Begin
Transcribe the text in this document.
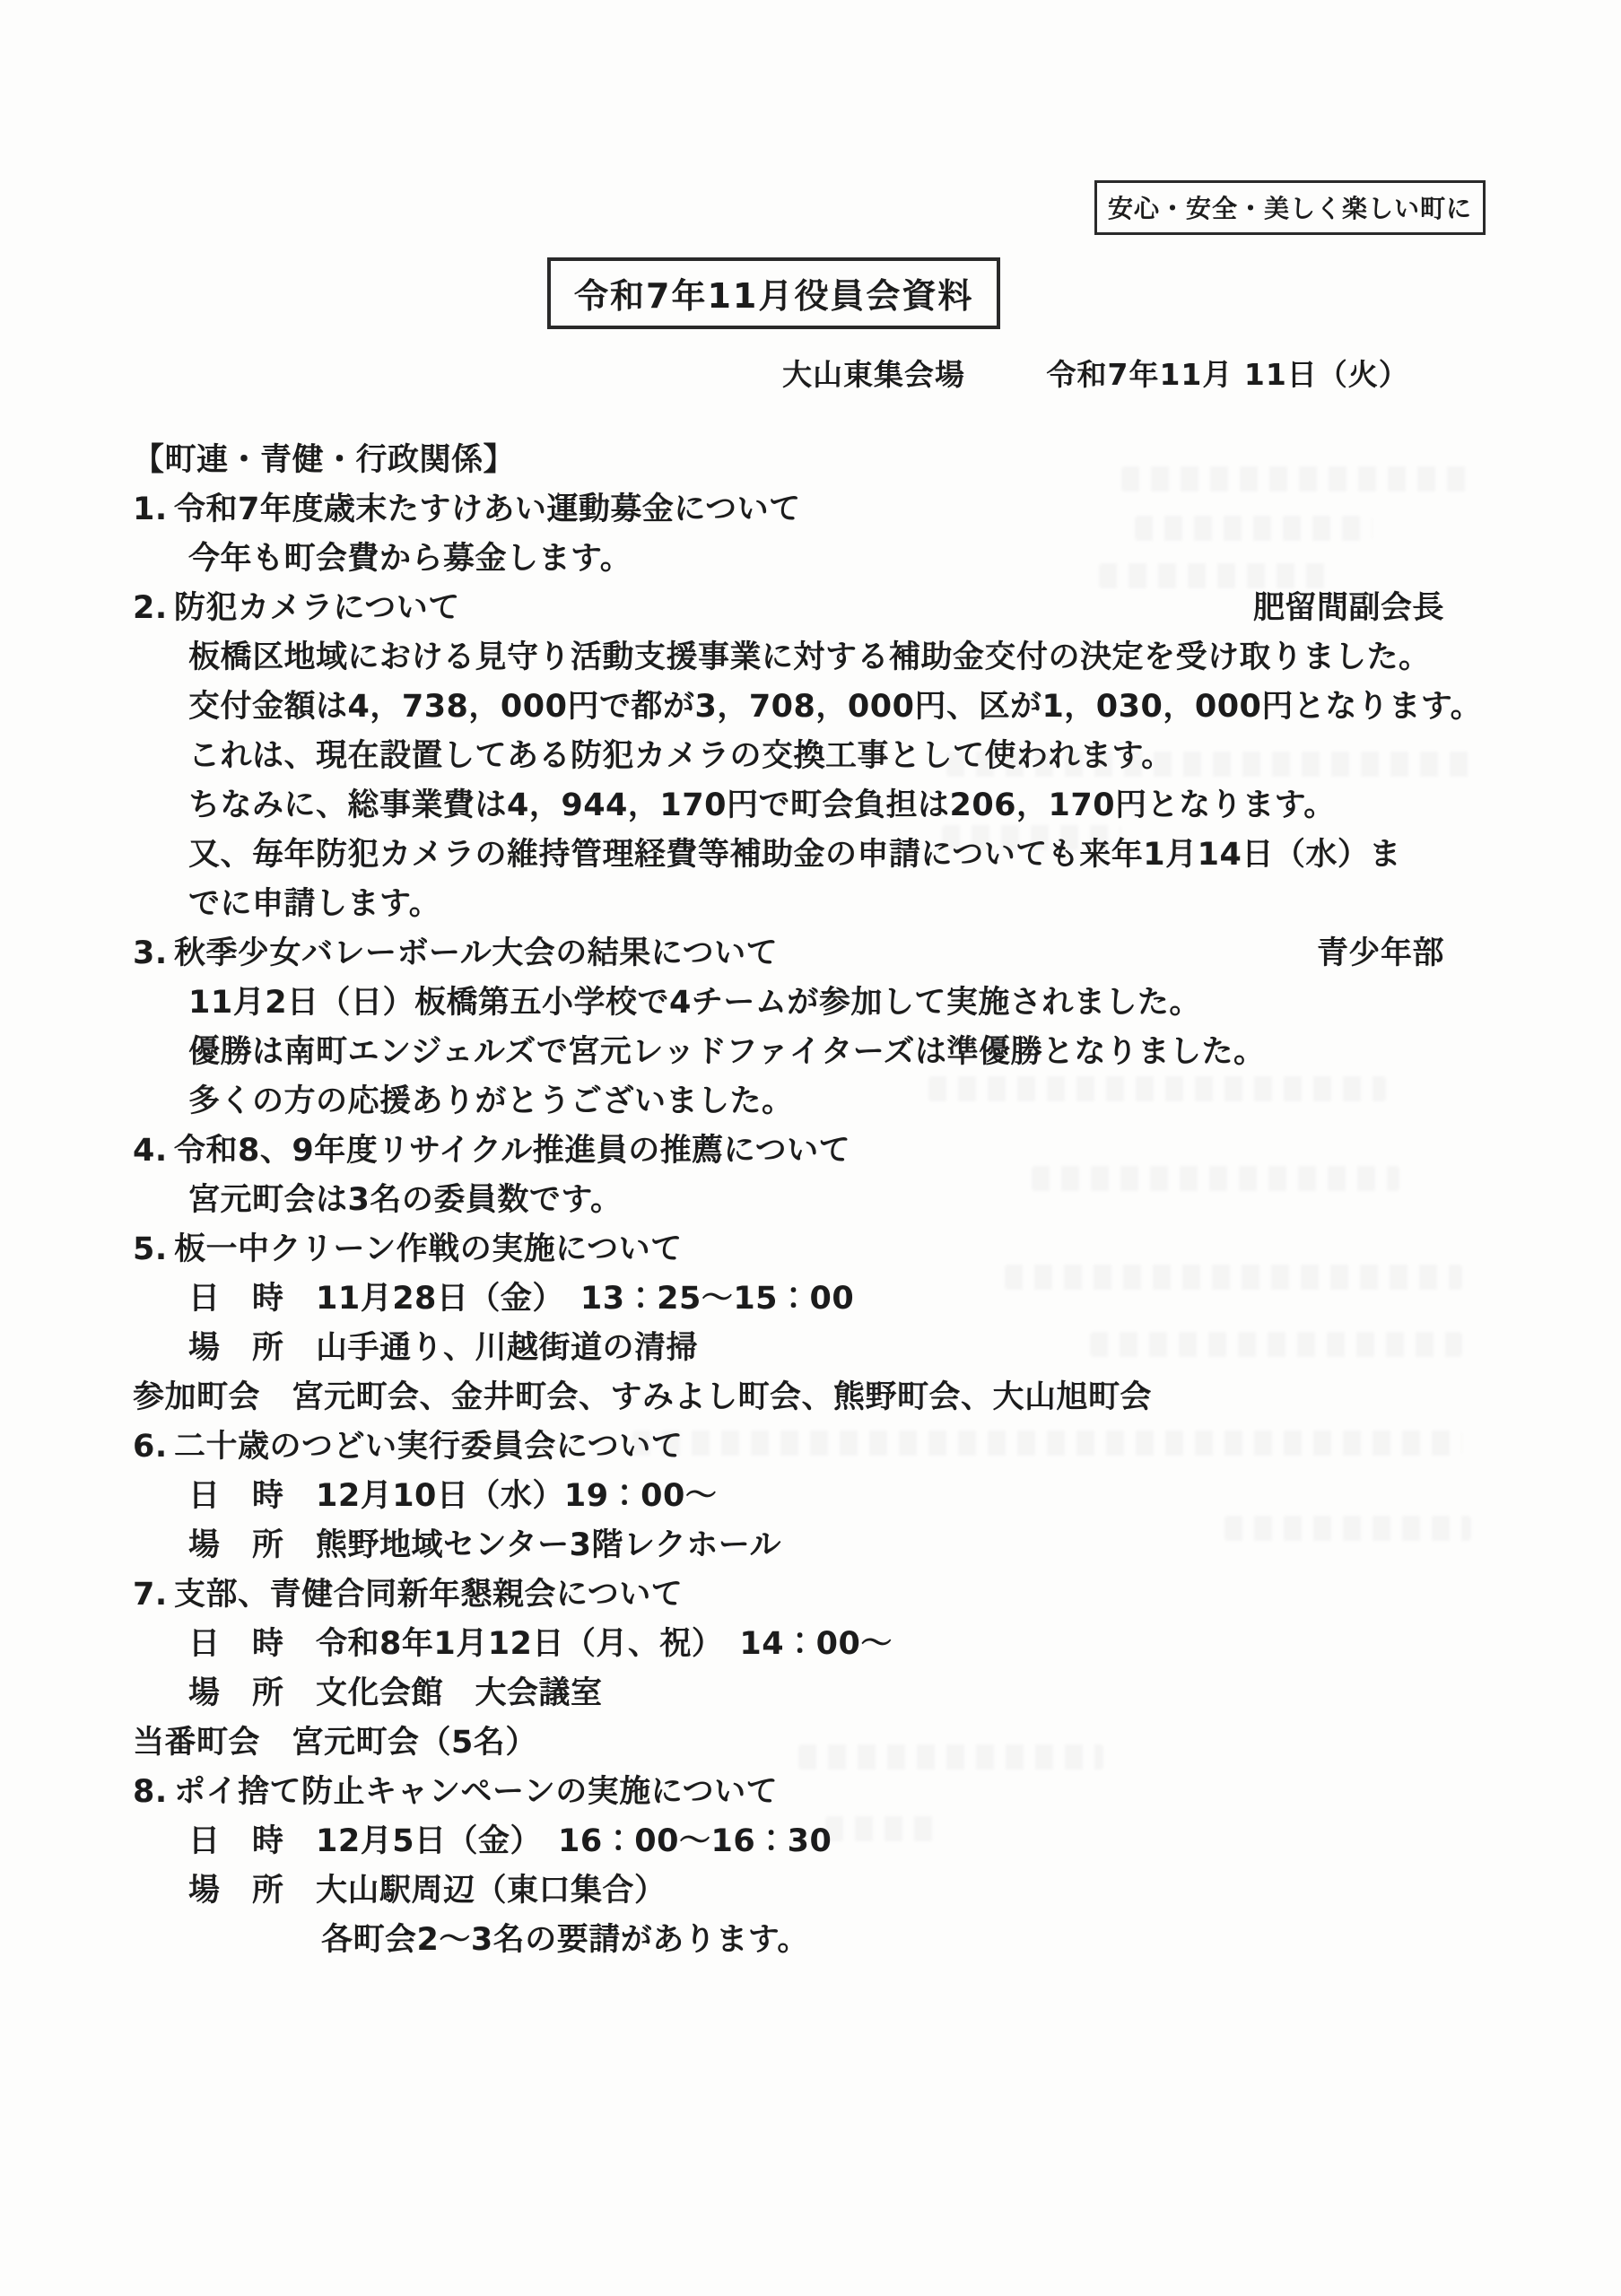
安心・安全・美しく楽しい町に
令和7年11月役員会資料
大山東集会場	令和7年11月 11日（火）
【町連・青健・行政関係】
1. 令和7年度歳末たすけあい運動募金について
今年も町会費から募金します。
2. 防犯カメラについて	肥留間副会長
板橋区地域における見守り活動支援事業に対する補助金交付の決定を受け取りました。
交付金額は4，738，000円で都が3，708，000円、区が1，030，000円となります。
これは、現在設置してある防犯カメラの交換工事として使われます。
ちなみに、総事業費は4，944，170円で町会負担は206，170円となります。
又、毎年防犯カメラの維持管理経費等補助金の申請についても来年1月14日（水）ま
でに申請します。
3. 秋季少女バレーボール大会の結果について	青少年部
11月2日（日）板橋第五小学校で4チームが参加して実施されました。
優勝は南町エンジェルズで宮元レッドファイターズは準優勝となりました。
多くの方の応援ありがとうございました。
4. 令和8、9年度リサイクル推進員の推薦について
宮元町会は3名の委員数です。
5. 板一中クリーン作戦の実施について
日　時　11月28日（金）　13：25～15：00
場　所　山手通り、川越街道の清掃
参加町会　宮元町会、金井町会、すみよし町会、熊野町会、大山旭町会
6. 二十歳のつどい実行委員会について
日　時　12月10日（水）19：00～
場　所　熊野地域センター3階レクホール
7. 支部、青健合同新年懇親会について
日　時　令和8年1月12日（月、祝）　14：00～
場　所　文化会館　大会議室
当番町会　宮元町会（5名）
8. ポイ捨て防止キャンペーンの実施について
日　時　12月5日（金）　16：00～16：30
場　所　大山駅周辺（東口集合）
各町会2～3名の要請があります。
End
Each entry above is to be written out again unchanged, apart from the pictures, which are left out.

Transcribe the text in this document.
安心・安全・美しく楽しい町に
令和7年11月役員会資料
大山東集会場	令和7年11月 11日（火）
【町連・青健・行政関係】
1. 令和7年度歳末たすけあい運動募金について
今年も町会費から募金します。
2. 防犯カメラについて	肥留間副会長
板橋区地域における見守り活動支援事業に対する補助金交付の決定を受け取りました。
交付金額は4，738，000円で都が3，708，000円、区が1，030，000円となります。
これは、現在設置してある防犯カメラの交換工事として使われます。
ちなみに、総事業費は4，944，170円で町会負担は206，170円となります。
又、毎年防犯カメラの維持管理経費等補助金の申請についても来年1月14日（水）ま
でに申請します。
3. 秋季少女バレーボール大会の結果について	青少年部
11月2日（日）板橋第五小学校で4チームが参加して実施されました。
優勝は南町エンジェルズで宮元レッドファイターズは準優勝となりました。
多くの方の応援ありがとうございました。
4. 令和8、9年度リサイクル推進員の推薦について
宮元町会は3名の委員数です。
5. 板一中クリーン作戦の実施について
日　時　11月28日（金）　13：25～15：00
場　所　山手通り、川越街道の清掃
参加町会　宮元町会、金井町会、すみよし町会、熊野町会、大山旭町会
6. 二十歳のつどい実行委員会について
日　時　12月10日（水）19：00～
場　所　熊野地域センター3階レクホール
7. 支部、青健合同新年懇親会について
日　時　令和8年1月12日（月、祝）　14：00～
場　所　文化会館　大会議室
当番町会　宮元町会（5名）
8. ポイ捨て防止キャンペーンの実施について
日　時　12月5日（金）　16：00～16：30
場　所　大山駅周辺（東口集合）
各町会2～3名の要請があります。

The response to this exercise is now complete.